• **Working data**
----
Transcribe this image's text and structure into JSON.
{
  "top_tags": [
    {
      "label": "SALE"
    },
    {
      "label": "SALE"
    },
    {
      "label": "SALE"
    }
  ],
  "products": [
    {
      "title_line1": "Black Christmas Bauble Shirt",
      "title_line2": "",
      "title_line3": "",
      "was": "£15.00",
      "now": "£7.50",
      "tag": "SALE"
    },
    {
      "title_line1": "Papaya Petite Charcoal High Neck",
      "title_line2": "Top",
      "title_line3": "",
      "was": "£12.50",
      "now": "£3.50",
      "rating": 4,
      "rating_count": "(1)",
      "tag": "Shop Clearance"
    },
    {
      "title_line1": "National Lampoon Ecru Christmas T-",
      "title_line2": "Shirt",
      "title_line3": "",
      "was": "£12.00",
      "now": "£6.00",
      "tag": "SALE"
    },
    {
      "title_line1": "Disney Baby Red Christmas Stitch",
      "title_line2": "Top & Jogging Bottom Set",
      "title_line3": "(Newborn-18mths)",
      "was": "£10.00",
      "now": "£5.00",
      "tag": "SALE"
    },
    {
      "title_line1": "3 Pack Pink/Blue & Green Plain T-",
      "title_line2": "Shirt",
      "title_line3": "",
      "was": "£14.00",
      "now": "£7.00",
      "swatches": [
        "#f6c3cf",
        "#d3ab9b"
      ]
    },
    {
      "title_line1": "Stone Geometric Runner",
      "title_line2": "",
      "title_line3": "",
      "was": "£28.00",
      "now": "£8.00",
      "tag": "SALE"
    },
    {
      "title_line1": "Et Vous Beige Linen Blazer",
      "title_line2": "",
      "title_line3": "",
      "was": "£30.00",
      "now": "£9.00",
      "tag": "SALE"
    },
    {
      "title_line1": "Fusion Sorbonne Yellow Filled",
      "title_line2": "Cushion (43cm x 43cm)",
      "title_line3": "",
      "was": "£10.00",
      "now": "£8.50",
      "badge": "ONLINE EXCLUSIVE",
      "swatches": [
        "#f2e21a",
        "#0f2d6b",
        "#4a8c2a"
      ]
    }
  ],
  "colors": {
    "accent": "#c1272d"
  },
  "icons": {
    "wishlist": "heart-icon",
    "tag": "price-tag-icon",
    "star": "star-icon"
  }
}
----
Where a line of the material above holds the string "Christmas", copy that line.

• **Expected answer**
      "title_line1": "Black Christmas Bauble Shirt",
      "title_line1": "National Lampoon Ecru Christmas T-",
      "title_line1": "Disney Baby Red Christmas Stitch",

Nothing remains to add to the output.